Data in this exercise:
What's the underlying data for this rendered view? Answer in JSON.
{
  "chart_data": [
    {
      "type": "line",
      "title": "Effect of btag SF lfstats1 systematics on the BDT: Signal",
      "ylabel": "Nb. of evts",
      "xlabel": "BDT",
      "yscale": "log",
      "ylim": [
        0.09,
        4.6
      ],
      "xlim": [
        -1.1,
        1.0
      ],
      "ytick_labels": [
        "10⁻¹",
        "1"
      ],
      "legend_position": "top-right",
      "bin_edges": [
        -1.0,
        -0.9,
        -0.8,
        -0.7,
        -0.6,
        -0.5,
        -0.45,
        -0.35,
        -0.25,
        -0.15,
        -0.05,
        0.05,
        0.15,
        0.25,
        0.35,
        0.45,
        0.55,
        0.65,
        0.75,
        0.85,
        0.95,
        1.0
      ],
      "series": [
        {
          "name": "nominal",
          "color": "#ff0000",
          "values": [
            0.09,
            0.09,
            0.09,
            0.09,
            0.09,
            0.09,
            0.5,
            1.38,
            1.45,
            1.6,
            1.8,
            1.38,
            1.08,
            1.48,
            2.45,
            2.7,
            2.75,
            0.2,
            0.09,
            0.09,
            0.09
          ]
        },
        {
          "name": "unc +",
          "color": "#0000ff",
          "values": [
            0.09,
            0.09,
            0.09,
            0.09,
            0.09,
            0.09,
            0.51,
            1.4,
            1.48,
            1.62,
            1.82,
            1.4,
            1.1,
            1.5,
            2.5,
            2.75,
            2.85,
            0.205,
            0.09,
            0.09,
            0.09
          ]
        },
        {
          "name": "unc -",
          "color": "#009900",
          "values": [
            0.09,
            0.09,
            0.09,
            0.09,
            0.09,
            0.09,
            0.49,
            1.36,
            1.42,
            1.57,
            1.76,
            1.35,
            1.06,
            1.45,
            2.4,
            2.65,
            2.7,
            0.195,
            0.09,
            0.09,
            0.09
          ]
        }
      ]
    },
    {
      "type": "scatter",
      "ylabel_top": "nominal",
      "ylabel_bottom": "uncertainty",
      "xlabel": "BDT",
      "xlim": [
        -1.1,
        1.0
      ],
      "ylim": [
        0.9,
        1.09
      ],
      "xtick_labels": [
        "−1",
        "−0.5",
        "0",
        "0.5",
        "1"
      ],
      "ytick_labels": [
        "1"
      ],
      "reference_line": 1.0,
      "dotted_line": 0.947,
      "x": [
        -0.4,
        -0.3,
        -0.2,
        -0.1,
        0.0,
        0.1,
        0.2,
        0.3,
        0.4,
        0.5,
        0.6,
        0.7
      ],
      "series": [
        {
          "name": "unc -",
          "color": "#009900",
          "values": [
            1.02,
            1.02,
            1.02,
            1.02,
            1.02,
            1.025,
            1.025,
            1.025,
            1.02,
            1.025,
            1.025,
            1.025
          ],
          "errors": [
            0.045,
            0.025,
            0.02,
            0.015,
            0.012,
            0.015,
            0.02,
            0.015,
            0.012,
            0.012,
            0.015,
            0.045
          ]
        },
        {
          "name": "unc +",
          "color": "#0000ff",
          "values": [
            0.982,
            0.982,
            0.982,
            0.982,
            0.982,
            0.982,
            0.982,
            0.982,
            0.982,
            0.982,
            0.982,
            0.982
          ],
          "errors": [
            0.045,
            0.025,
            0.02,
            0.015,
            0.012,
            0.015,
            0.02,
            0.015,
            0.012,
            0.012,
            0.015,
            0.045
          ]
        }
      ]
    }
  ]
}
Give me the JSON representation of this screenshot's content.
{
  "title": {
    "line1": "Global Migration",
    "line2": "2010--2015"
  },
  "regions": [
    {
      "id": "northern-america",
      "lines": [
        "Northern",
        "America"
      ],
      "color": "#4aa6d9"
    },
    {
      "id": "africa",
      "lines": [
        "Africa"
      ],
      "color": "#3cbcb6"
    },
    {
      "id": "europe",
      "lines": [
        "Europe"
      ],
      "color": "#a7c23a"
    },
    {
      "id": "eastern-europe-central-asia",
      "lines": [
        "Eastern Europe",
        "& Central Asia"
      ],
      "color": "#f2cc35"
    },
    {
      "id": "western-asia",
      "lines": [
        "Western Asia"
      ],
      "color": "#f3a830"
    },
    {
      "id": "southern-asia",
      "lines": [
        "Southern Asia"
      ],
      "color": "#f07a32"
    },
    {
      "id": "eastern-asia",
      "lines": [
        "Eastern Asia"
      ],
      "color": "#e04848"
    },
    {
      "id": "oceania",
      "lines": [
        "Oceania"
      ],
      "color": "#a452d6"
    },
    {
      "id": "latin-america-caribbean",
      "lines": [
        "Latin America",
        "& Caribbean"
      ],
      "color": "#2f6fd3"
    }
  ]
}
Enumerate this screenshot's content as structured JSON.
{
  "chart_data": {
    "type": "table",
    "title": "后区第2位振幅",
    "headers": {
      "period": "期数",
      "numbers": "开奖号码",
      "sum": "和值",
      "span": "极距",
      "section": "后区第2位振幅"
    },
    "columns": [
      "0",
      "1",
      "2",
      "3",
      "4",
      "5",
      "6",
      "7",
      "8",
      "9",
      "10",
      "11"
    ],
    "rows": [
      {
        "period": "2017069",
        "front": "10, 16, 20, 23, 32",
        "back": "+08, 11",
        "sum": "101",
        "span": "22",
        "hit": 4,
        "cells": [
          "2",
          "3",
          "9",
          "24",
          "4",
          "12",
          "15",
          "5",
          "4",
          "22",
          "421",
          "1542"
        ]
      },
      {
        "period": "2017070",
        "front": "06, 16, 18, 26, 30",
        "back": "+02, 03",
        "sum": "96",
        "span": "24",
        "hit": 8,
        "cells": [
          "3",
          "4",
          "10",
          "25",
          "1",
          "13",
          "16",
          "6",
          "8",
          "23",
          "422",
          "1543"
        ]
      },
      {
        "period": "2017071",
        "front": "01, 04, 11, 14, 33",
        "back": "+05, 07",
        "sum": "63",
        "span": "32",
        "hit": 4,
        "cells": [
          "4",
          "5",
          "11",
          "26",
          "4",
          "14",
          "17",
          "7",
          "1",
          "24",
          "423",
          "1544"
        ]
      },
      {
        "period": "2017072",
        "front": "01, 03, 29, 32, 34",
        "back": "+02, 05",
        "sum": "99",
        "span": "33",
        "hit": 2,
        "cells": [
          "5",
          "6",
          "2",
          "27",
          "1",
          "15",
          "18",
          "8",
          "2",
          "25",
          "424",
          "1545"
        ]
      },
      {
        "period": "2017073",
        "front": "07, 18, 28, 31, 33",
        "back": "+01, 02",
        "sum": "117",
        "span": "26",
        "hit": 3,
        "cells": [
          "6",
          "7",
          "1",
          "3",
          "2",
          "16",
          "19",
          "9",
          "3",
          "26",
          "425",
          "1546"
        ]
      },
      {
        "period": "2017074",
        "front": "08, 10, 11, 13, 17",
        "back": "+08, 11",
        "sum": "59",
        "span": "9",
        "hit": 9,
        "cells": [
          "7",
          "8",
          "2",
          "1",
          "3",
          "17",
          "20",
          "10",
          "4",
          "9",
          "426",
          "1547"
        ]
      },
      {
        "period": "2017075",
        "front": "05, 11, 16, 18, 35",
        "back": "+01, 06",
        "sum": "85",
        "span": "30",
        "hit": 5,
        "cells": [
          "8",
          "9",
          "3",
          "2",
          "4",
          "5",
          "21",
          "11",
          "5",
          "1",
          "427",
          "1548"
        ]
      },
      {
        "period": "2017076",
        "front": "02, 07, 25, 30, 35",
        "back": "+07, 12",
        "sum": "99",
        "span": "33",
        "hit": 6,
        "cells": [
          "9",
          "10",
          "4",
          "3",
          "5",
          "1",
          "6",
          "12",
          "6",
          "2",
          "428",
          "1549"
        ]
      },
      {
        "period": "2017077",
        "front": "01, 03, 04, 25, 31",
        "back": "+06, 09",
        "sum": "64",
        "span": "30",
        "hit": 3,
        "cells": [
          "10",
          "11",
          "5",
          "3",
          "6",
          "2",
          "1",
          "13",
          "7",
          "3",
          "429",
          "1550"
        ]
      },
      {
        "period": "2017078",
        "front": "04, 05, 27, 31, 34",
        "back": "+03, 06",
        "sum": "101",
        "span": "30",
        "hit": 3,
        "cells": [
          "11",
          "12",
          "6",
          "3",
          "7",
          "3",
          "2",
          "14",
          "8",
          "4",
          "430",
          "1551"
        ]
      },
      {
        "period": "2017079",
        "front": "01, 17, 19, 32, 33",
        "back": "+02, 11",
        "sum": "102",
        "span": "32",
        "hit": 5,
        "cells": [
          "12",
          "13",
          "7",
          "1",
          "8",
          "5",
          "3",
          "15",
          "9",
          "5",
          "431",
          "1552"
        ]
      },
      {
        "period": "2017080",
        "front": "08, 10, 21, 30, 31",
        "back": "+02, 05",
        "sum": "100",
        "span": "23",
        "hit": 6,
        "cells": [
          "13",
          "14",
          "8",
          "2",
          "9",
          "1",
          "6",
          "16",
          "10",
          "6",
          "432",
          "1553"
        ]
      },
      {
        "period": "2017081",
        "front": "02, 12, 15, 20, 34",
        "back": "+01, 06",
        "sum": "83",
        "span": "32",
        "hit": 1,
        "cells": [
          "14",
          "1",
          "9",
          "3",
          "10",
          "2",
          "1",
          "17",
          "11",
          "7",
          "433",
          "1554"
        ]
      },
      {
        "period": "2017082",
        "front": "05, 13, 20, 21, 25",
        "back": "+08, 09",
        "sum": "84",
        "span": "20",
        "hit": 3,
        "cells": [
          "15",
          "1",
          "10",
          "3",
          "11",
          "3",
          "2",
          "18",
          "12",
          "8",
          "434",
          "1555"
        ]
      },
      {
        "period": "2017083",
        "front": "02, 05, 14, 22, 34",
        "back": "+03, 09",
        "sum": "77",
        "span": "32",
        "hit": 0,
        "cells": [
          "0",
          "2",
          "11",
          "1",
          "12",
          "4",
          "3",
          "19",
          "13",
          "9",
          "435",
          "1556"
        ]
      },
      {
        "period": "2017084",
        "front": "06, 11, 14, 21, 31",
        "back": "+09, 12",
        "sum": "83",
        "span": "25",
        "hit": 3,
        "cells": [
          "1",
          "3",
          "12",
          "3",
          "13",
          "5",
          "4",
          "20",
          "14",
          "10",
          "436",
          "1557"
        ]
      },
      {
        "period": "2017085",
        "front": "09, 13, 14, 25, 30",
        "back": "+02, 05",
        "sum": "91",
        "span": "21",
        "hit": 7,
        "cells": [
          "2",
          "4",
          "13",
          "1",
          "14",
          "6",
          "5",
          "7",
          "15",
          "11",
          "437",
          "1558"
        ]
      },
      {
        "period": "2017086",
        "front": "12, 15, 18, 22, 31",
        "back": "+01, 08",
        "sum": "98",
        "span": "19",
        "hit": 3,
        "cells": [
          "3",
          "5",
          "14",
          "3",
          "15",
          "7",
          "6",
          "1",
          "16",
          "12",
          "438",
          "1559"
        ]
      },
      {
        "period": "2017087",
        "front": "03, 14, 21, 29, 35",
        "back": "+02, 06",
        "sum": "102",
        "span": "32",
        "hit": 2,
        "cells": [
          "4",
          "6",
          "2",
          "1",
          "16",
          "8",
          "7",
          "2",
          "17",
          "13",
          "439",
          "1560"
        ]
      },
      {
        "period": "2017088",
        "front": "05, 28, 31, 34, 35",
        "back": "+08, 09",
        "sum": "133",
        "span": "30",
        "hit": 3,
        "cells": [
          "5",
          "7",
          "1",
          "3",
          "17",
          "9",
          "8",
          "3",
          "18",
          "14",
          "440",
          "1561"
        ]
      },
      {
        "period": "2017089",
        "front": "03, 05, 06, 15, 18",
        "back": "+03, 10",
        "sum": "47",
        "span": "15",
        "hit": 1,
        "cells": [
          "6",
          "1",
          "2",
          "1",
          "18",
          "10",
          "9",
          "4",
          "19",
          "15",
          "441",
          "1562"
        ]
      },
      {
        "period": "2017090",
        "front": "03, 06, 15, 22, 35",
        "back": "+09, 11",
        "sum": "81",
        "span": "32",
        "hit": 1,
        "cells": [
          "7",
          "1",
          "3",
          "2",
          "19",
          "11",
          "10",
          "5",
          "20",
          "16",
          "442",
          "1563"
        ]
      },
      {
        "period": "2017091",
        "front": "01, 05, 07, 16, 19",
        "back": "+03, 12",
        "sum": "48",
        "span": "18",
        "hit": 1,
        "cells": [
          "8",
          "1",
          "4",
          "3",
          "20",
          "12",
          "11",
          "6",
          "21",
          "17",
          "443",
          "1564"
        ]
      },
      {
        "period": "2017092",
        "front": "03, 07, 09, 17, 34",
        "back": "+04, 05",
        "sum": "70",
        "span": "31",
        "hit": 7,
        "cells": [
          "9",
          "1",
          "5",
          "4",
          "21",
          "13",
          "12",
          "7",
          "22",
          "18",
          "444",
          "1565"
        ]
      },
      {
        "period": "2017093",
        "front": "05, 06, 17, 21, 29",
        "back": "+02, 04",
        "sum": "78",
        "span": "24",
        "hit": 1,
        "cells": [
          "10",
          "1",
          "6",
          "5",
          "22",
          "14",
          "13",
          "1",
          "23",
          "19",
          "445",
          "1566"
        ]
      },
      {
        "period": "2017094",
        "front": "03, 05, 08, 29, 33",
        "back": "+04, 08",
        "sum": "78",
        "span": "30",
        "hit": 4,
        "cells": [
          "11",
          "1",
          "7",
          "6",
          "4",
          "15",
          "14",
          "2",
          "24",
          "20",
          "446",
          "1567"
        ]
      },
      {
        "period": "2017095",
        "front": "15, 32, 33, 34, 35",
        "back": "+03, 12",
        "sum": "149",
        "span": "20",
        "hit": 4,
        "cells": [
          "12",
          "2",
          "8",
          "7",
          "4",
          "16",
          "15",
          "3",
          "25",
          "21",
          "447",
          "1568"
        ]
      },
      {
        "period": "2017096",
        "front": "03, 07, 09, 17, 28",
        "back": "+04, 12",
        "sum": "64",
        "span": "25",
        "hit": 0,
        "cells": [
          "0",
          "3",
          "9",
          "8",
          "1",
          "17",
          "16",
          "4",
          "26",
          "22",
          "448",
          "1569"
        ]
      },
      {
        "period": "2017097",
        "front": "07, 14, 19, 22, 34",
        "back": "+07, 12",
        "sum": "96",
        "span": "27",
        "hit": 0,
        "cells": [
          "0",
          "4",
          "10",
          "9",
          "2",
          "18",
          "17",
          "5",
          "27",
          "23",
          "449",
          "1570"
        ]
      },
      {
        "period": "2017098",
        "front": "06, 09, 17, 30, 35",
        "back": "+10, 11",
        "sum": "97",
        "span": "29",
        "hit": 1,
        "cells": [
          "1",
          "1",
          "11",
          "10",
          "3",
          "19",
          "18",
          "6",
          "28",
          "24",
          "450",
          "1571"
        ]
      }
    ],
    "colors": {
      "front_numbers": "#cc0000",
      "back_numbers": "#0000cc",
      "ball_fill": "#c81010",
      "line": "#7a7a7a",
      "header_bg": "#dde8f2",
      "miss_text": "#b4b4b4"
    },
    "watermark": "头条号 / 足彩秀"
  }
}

Exercise goal: Search the data for "content". Copy every line that has it.

Written response:
Give me the JSON representation of this screenshot's content.
Enumerate this screenshot's content as structured JSON.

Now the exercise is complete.